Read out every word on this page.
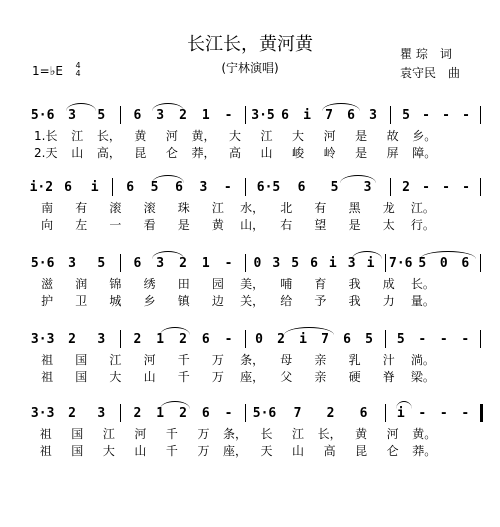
长江长，黄河黄
(宁林演唱)
瞿 琮 词
袁守民 曲
1=♭E 4
4
5·6 3 5 6 3 2 1 - 3·5 6 i 7 6 3 5 - - -
1.长 江 长， 黄 河 黄， 大 江 大 河 是 故 乡。
2.天 山 高， 昆 仑 莽， 高 山 峻 岭 是 屏 障。
i·2 6 i 6 5 6 3 - 6·5 6 5 3 2 - - -
南 有 滚 滚 珠 江 水， 北 有 黑 龙 江。
向 左 一 看 是 黄 山， 右 望 是 太 行。
5·6 3 5 6 3 2 1 - 0 3 5 6 i 3 i 7·6 5 0 6
滋 润 锦 绣 田 园 美， 哺 育 我 成 长。
护 卫 城 乡 镇 边 关， 给 予 我 力 量。
3·3 2 3 2 1 2 6 - 0 2 i 7 6 5 5 - - -
祖 国 江 河 千 万 条， 母 亲 乳 汁 淌。
祖 国 大 山 千 万 座， 父 亲 硬 脊 梁。
3·3 2 3 2 1 2 6 - 5·6 7 2 6 i - - -
祖 国 江 河 千 万 条， 长 江 长， 黄 河 黄。
祖 国 大 山 千 万 座， 天 山 高 昆 仑 莽。
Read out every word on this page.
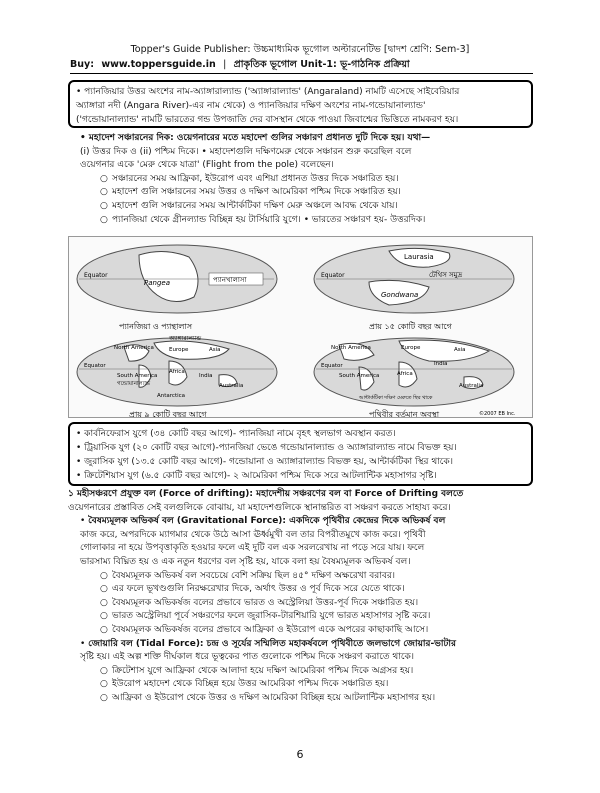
Topper's Guide Publisher: উচ্চমাধ্যমিক ভূগোল অল্টারনেটিভ [দ্বাদশ শ্রেণি: Sem-3]
Buy: www.toppersguide.in | প্রাকৃতিক ভূগোল Unit-1: ভূ-গাঠনিক প্রক্রিয়া

• প্যানজিয়ার উত্তর অংশের নাম-অ্যাঙ্গারাল্যান্ড ('অ্যাঙ্গারাল্যান্ড' (Angaraland) নামটি এসেছে সাইবেরিয়ার

অ্যাঙ্গারা নদী (Angara River)-এর নাম থেকে) ও প্যানজিয়ার দক্ষিণ অংশের নাম-গন্ডোয়ানাল্যান্ড'

('গন্ডোয়ানাল্যান্ড' নামটি ভারতের গন্ড উপজাতি দের বাসস্থান থেকে পাওয়া জিবাশ্মের ভিত্তিতে নামকরণ হয়।

• মহাদেশ সঞ্চারনের দিক: ওয়েগনারের মতে মহাদেশ গুলির সঞ্চারণ প্রধানত দুটি দিকে হয়। যথা—

(i) উত্তর দিক ও (ii) পশ্চিম দিকে। • মহাদেশগুলি দক্ষিণমেরু থেকে সঞ্চারন শুরু করেছিল বলে

ওয়েগনার একে 'মেরু থেকে যাত্রা' (Flight from the pole) বলেছেন।

○ সঞ্চারনের সময় আফ্রিকা, ইউরোপ এবং এশিয়া প্রধানত উত্তর দিকে সঞ্চারিত হয়।

○ মহাদেশ গুলি সঞ্চারনের সময় উত্তর ও দক্ষিণ আমেরিকা পশ্চিম দিকে সঞ্চারিত হয়।

○ মহাদেশ গুলি সঞ্চারনের সময় আন্টার্কটিকা দক্ষিণ মেরু অঞ্চলে আবদ্ধ থেকে যায়।

○ প্যানজিয়া থেকে গ্রীনল্যান্ড বিচ্ছিন্ন হয় টার্সিয়ারি যুগে। • ভারতের সঞ্চারণ হয়- উত্তরদিক।

Equator
Pangea	প্যানখালাসা
প্যানজিয়া ও প্যান্থালাস
Equator
Laurasia
টেথিস সমুদ্র
Gondwana
প্রায় ১৫ কোটি বছর আগে
Equator
অ্যাঙ্গারাল্যান্ড
North America	Europe	Asia
Africa
South America
গন্ডোয়ানাল্যান্ড
India
Australia
Antarctica
প্রায় ৯ কোটি বছর আগে
Equator
North America	Europe	Asia
Africa
South America
India
Australia
আন্টার্কটিকা দক্ষিণ মেরুতে স্থির থাকে
পৃথিবীর বর্তমান অবস্থা	©2007 EB Inc.

• কার্বনিফেরাস যুগে (৩৪ কোটি বছর আগে)- প্যানজিয়া নামে বৃহৎ স্থলভাগ অবস্থান করত।

• ট্রিয়াসিক যুগ (২০ কোটি বছর আগে)-প্যানজিয়া ভেঙে গন্ডোয়ানাল্যান্ড ও অ্যাঙ্গারাল্যান্ড নামে বিভক্ত হয়।

• জুরাসিক যুগ (১৩.৫ কোটি বছর আগে)- গন্ডোয়ানা ও অ্যাঙ্গারাল্যান্ড বিভক্ত হয়, আন্টার্কটিকা স্থির থাকে।

• ক্রিটেশিয়াস যুগ (৬.৫ কোটি বছর আগে)- ২ আমেরিকা পশ্চিম দিকে সরে আটলান্টিক মহাসাগর সৃষ্টি।

১ মহীসঞ্চরণে প্রযুক্ত বল (Force of drifting): মহাদেশীয় সঞ্চরণের বল বা Force of Drifting বলতে

ওয়েগনারের প্রস্তাবিত সেই বলগুলিকে বোঝায়, যা মহাদেশগুলিকে স্থানান্তরিত বা সঞ্চরণ করতে সাহায্য করে।

• বৈষম্যমূলক অভিকর্ষ বল (Gravitational Force): একদিকে পৃথিবীর কেন্দ্রের দিকে অভিকর্ষ বল

কাজ করে, অপরদিকে ম্যাগমার থেকে উঠে আসা ঊর্ধ্বমুখী বল তার বিপরীতমুখে কাজ করে। পৃথিবী

গোলাকার না হয়ে উপবৃত্তাকৃতি হওয়ার ফলে এই দুটি বল এক সরলরেখায় না পড়ে সরে যায়। ফলে

ভারসাম্য বিঘ্নিত হয় ও এক নতুন ধরণের বল সৃষ্টি হয়, যাকে বলা হয় বৈষম্যমূলক অভিকর্ষ বল।

○ বৈষম্যমূলক অভিকর্ষ বল সবচেয়ে বেশি সক্রিয় ছিল ৪৫° দক্ষিণ অক্ষরেখা বরাবর।

○ এর ফলে ভূখণ্ডগুলি নিরক্ষরেখার দিকে, অর্থাৎ উত্তর ও পূর্ব দিকে সরে যেতে থাকে।

○ বৈষম্যমূলক অভিকর্ষজ বলের প্রভাবে ভারত ও অস্ট্রেলিয়া উত্তর-পূর্ব দিকে সঞ্চারিত হয়।

○ ভারত অস্ট্রেলিয়া পূর্বে সঞ্চরণের ফলে জুরাসিক-টারশিয়ারি যুগে ভারত মহাসাগর সৃষ্টি করে।

○ বৈষম্যমূলক অভিকর্ষজ বলের প্রভাবে আফ্রিকা ও ইউরোপ একে অপরের কাছাকাছি আসে।

• জোয়ারি বল (Tidal Force): চন্দ্র ও সূর্যের সম্মিলিত মহাকর্ষবলে পৃথিবীতে জলভাগে জোয়ার-ভাটার

সৃষ্টি হয়। এই অল্প শক্তি দীর্ঘকাল ধরে ভূত্বকের পাত গুলোকে পশ্চিম দিকে সঞ্চরণ করাতে থাকে।

○ ক্রিটেশাস যুগে আফ্রিকা থেকে আলাদা হয়ে দক্ষিণ আমেরিকা পশ্চিম দিকে অগ্রসর হয়।

○ ইউরোপ মহাদেশ থেকে বিচ্ছিন্ন হয়ে উত্তর আমেরিকা পশ্চিম দিকে সঞ্চারিত হয়।

○ আফ্রিকা ও ইউরোপ থেকে উত্তর ও দক্ষিণ আমেরিকা বিচ্ছিন্ন হয়ে আটলান্টিক মহাসাগর হয়।

6
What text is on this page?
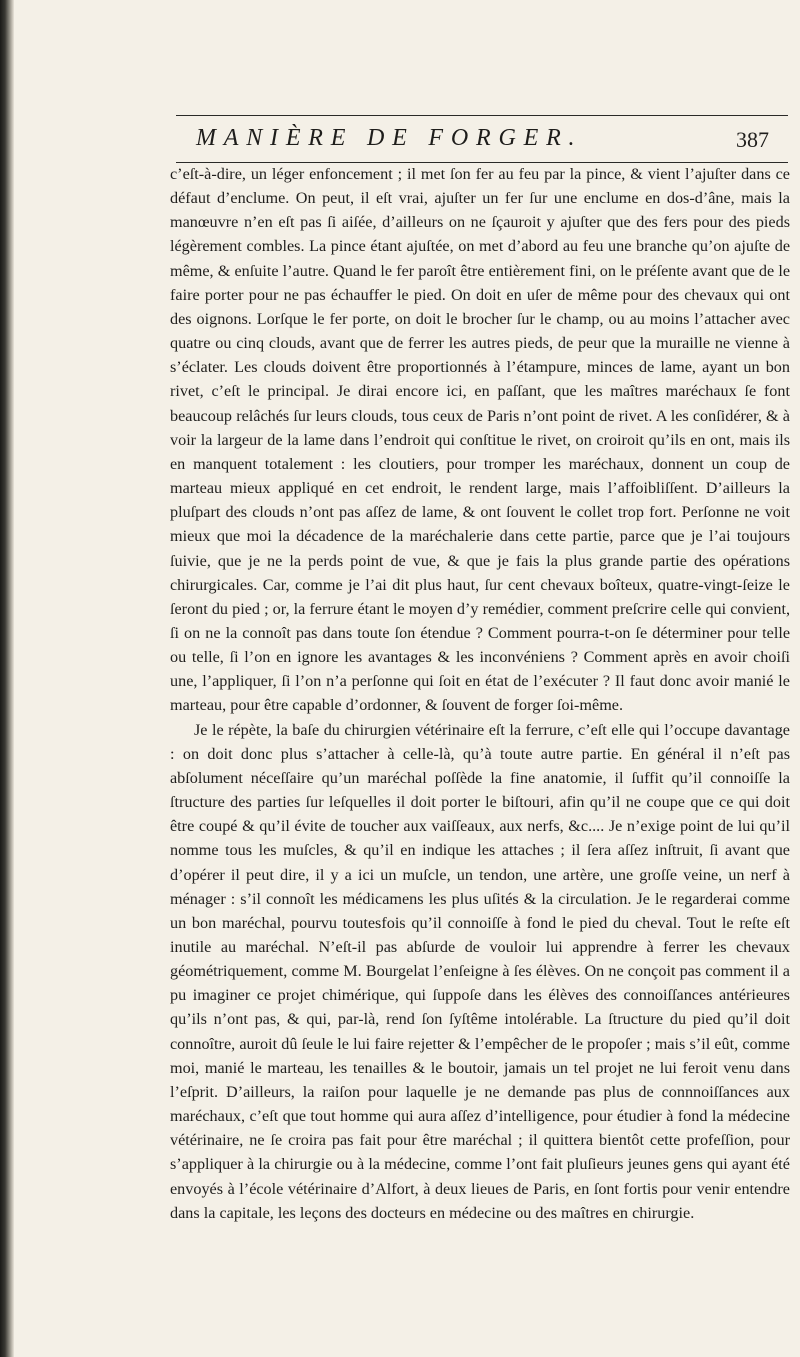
MANIÈRE DE FORGER.	387

c’eſt-à-dire, un léger enfoncement ; il met ſon fer au feu par la pince, & vient l’ajuſter dans ce défaut d’enclume. On peut, il eſt vrai, ajuſter un fer ſur une enclume en dos-d’âne, mais la manœuvre n’en eſt pas ſi aiſée, d’ailleurs on ne ſçauroit y ajuſter que des fers pour des pieds légèrement combles. La pince étant ajuſtée, on met d’abord au feu une branche qu’on ajuſte de même, & enſuite l’autre. Quand le fer paroît être entièrement fini, on le préſente avant que de le faire porter pour ne pas échauffer le pied. On doit en uſer de même pour des chevaux qui ont des oignons. Lorſque le fer porte, on doit le brocher ſur le champ, ou au moins l’attacher avec quatre ou cinq clouds, avant que de ferrer les autres pieds, de peur que la muraille ne vienne à s’éclater. Les clouds doivent être proportionnés à l’étampure, minces de lame, ayant un bon rivet, c’eſt le principal. Je dirai encore ici, en paſſant, que les maîtres maréchaux ſe font beaucoup relâchés ſur leurs clouds, tous ceux de Paris n’ont point de rivet. A les conſidérer, & à voir la largeur de la lame dans l’endroit qui conſtitue le rivet, on croiroit qu’ils en ont, mais ils en manquent totalement : les cloutiers, pour tromper les maréchaux, donnent un coup de marteau mieux appliqué en cet endroit, le rendent large, mais l’affoibliſſent. D’ailleurs la pluſpart des clouds n’ont pas aſſez de lame, & ont ſouvent le collet trop fort. Perſonne ne voit mieux que moi la décadence de la maréchalerie dans cette partie, parce que je l’ai toujours ſuivie, que je ne la perds point de vue, & que je fais la plus grande partie des opérations chirurgicales. Car, comme je l’ai dit plus haut, ſur cent chevaux boîteux, quatre-vingt-ſeize le ſeront du pied ; or, la ferrure étant le moyen d’y remédier, comment preſcrire celle qui convient, ſi on ne la connoît pas dans toute ſon étendue ? Comment pourra-t-on ſe déterminer pour telle ou telle, ſi l’on en ignore les avantages & les inconvéniens ? Comment après en avoir choiſi une, l’appliquer, ſi l’on n’a perſonne qui ſoit en état de l’exécuter ? Il faut donc avoir manié le marteau, pour être capable d’ordonner, & ſouvent de forger ſoi-même.

Je le répète, la baſe du chirurgien vétérinaire eſt la ferrure, c’eſt elle qui l’occupe davantage : on doit donc plus s’attacher à celle-là, qu’à toute autre partie. En général il n’eſt pas abſolument néceſſaire qu’un maréchal poſſède la fine anatomie, il ſuffit qu’il connoiſſe la ſtructure des parties ſur leſquelles il doit porter le biſtouri, afin qu’il ne coupe que ce qui doit être coupé & qu’il évite de toucher aux vaiſſeaux, aux nerfs, &c.... Je n’exige point de lui qu’il nomme tous les muſcles, & qu’il en indique les attaches ; il ſera aſſez inſtruit, ſi avant que d’opérer il peut dire, il y a ici un muſcle, un tendon, une artère, une groſſe veine, un nerf à ménager : s’il connoît les médicamens les plus uſités & la circulation. Je le regarderai comme un bon maréchal, pourvu toutesfois qu’il connoiſſe à fond le pied du cheval. Tout le reſte eſt inutile au maréchal. N’eſt-il pas abſurde de vouloir lui apprendre à ferrer les chevaux géométriquement, comme M. Bourgelat l’enſeigne à ſes élèves. On ne conçoit pas comment il a pu imaginer ce projet chimérique, qui ſuppoſe dans les élèves des connoiſſances antérieures qu’ils n’ont pas, & qui, par-là, rend ſon ſyſtême intolérable. La ſtructure du pied qu’il doit connoître, auroit dû ſeule le lui faire rejetter & l’empêcher de le propoſer ; mais s’il eût, comme moi, manié le marteau, les tenailles & le boutoir, jamais un tel projet ne lui feroit venu dans l’eſprit. D’ailleurs, la raiſon pour laquelle je ne demande pas plus de connnoiſſances aux maréchaux, c’eſt que tout homme qui aura aſſez d’intelligence, pour étudier à fond la médecine vétérinaire, ne ſe croira pas fait pour être maréchal ; il quittera bientôt cette profeſſion, pour s’appliquer à la chirurgie ou à la médecine, comme l’ont fait pluſieurs jeunes gens qui ayant été envoyés à l’école vétérinaire d’Alfort, à deux lieues de Paris, en ſont fortis pour venir entendre dans la capitale, les leçons des docteurs en médecine ou des maîtres en chirurgie.
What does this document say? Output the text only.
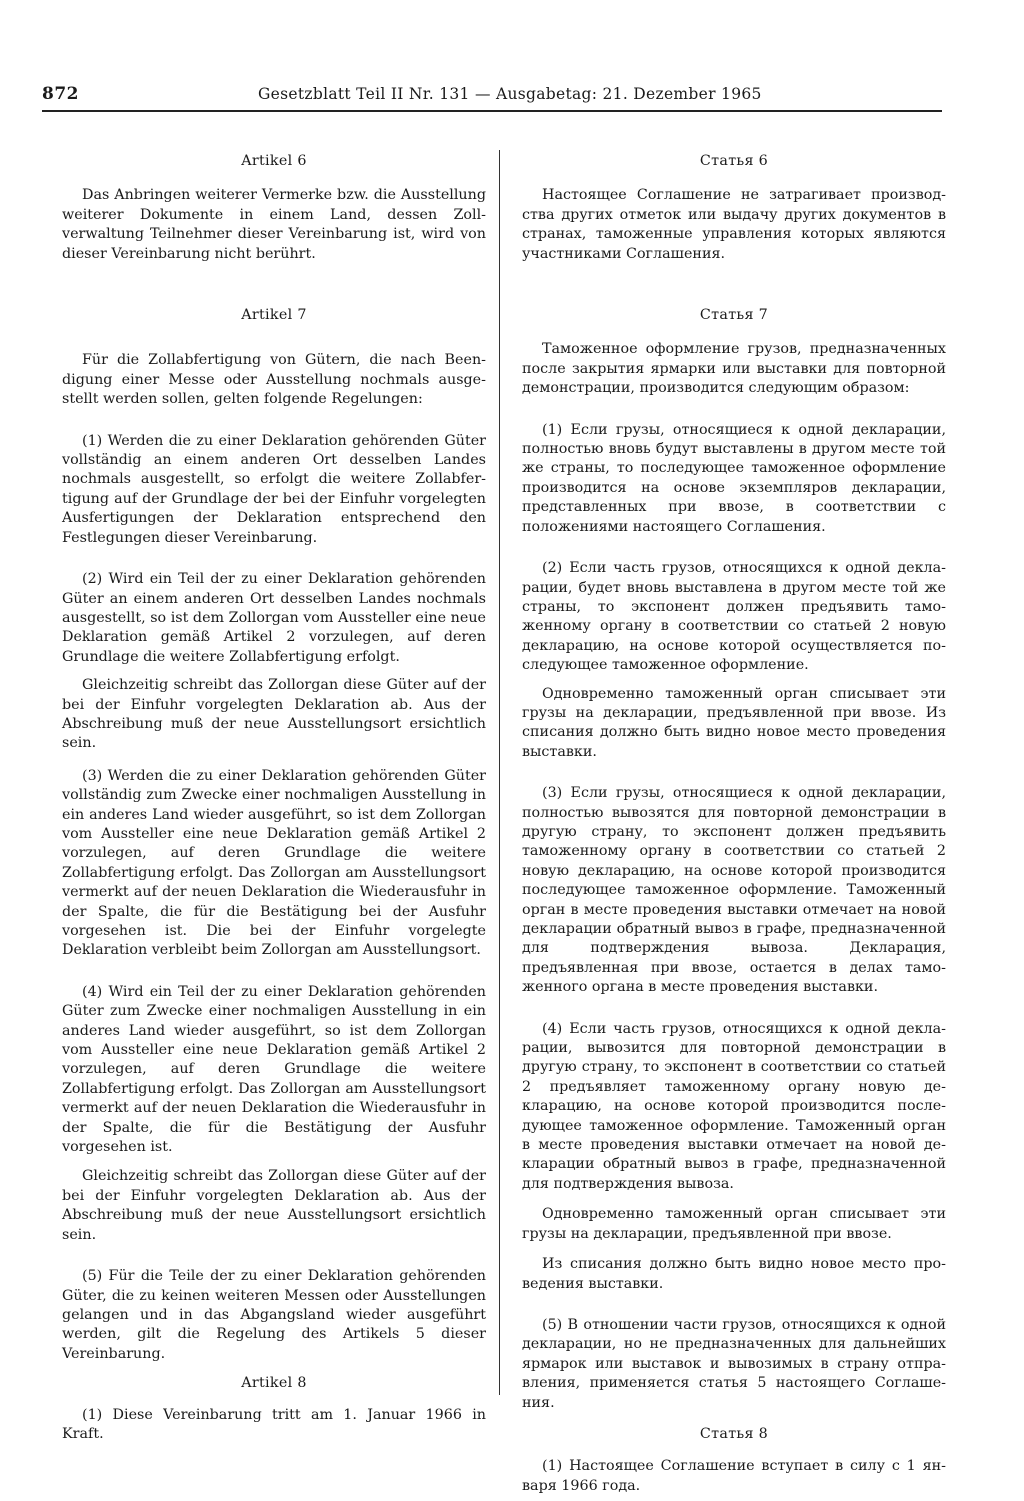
872	Gesetzblatt Teil II Nr. 131 — Ausgabetag: 21. Dezember 1965

Artikel 6

Das Anbringen weiterer Vermerke bzw. die Ausstellung weiterer Dokumente in einem Land, dessen Zollverwaltung Teilnehmer dieser Vereinbarung ist, wird von dieser Vereinbarung nicht berührt.

Artikel 7

Für die Zollabfertigung von Gütern, die nach Beendigung einer Messe oder Ausstellung nochmals ausgestellt werden sollen, gelten folgende Regelungen:

(1) Werden die zu einer Deklaration gehörenden Güter vollständig an einem anderen Ort desselben Landes nochmals ausgestellt, so erfolgt die weitere Zollabfertigung auf der Grundlage der bei der Einfuhr vorgelegten Ausfertigungen der Deklaration entsprechend den Festlegungen dieser Vereinbarung.

(2) Wird ein Teil der zu einer Deklaration gehörenden Güter an einem anderen Ort desselben Landes nochmals ausgestellt, so ist dem Zollorgan vom Aussteller eine neue Deklaration gemäß Artikel 2 vorzulegen, auf deren Grundlage die weitere Zollabfertigung erfolgt.

Gleichzeitig schreibt das Zollorgan diese Güter auf der bei der Einfuhr vorgelegten Deklaration ab. Aus der Abschreibung muß der neue Ausstellungsort ersichtlich sein.

(3) Werden die zu einer Deklaration gehörenden Güter vollständig zum Zwecke einer nochmaligen Ausstellung in ein anderes Land wieder ausgeführt, so ist dem Zollorgan vom Aussteller eine neue Deklaration gemäß Artikel 2 vorzulegen, auf deren Grundlage die weitere Zollabfertigung erfolgt. Das Zollorgan am Ausstellungsort vermerkt auf der neuen Deklaration die Wiederausfuhr in der Spalte, die für die Bestätigung bei der Ausfuhr vorgesehen ist. Die bei der Einfuhr vorgelegte Deklaration verbleibt beim Zollorgan am Ausstellungsort.

(4) Wird ein Teil der zu einer Deklaration gehörenden Güter zum Zwecke einer nochmaligen Ausstellung in ein anderes Land wieder ausgeführt, so ist dem Zollorgan vom Aussteller eine neue Deklaration gemäß Artikel 2 vorzulegen, auf deren Grundlage die weitere Zollabfertigung erfolgt. Das Zollorgan am Ausstellungsort vermerkt auf der neuen Deklaration die Wiederausfuhr in der Spalte, die für die Bestätigung der Ausfuhr vorgesehen ist.

Gleichzeitig schreibt das Zollorgan diese Güter auf der bei der Einfuhr vorgelegten Deklaration ab. Aus der Abschreibung muß der neue Ausstellungsort ersichtlich sein.

(5) Für die Teile der zu einer Deklaration gehörenden Güter, die zu keinen weiteren Messen oder Ausstellungen gelangen und in das Abgangsland wieder ausgeführt werden, gilt die Regelung des Artikels 5 dieser Vereinbarung.

Artikel 8

(1) Diese Vereinbarung tritt am 1. Januar 1966 in Kraft.

Статья 6

Настоящее Соглашение не затрагивает производства других отметок или выдачу других документов в странах, таможенные управления которых являются участниками Соглашения.

Статья 7

Таможенное оформление грузов, предназначенных после закрытия ярмарки или выставки для повторной демонстрации, производится следующим образом:

(1) Если грузы, относящиеся к одной декларации, полностью вновь будут выставлены в другом месте той же страны, то последующее таможенное оформление производится на основе экземпляров декларации, представленных при ввозе, в соответствии с положениями настоящего Соглашения.

(2) Если часть грузов, относящихся к одной декларации, будет вновь выставлена в другом месте той же страны, то экспонент должен предъявить таможенному органу в соответствии со статьей 2 новую декларацию, на основе которой осуществляется последующее таможенное оформление.

Одновременно таможенный орган списывает эти грузы на декларации, предъявленной при ввозе. Из списания должно быть видно новое место проведения выставки.

(3) Если грузы, относящиеся к одной декларации, полностью вывозятся для повторной демонстрации в другую страну, то экспонент должен предъявить таможенному органу в соответствии со статьей 2 новую декларацию, на основе которой производится последующее таможенное оформление. Таможенный орган в месте проведения выставки отмечает на новой декларации обратный вывоз в графе, предназначенной для подтверждения вывоза. Декларация, предъявленная при ввозе, остается в делах таможенного органа в месте проведения выставки.

(4) Если часть грузов, относящихся к одной декларации, вывозится для повторной демонстрации в другую страну, то экспонент в соответствии со статьей 2 предъявляет таможенному органу новую декларацию, на основе которой производится последующее таможенное оформление. Таможенный орган в месте проведения выставки отмечает на новой декларации обратный вывоз в графе, предназначенной для подтверждения вывоза.

Одновременно таможенный орган списывает эти грузы на декларации, предъявленной при ввозе.

Из списания должно быть видно новое место проведения выставки.

(5) В отношении части грузов, относящихся к одной декларации, но не предназначенных для дальнейших ярмарок или выставок и вывозимых в страну отправления, применяется статья 5 настоящего Соглашения.

Статья 8

(1) Настоящее Соглашение вступает в силу с 1 января 1966 года.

--

In the listing above, find the lines holding the word "this" and copy them.

- _EXERCISE ANSWER_:
Read out every word on this page.
Read out every word on this page.
What text is on this page?
What does this document say? Output the text only.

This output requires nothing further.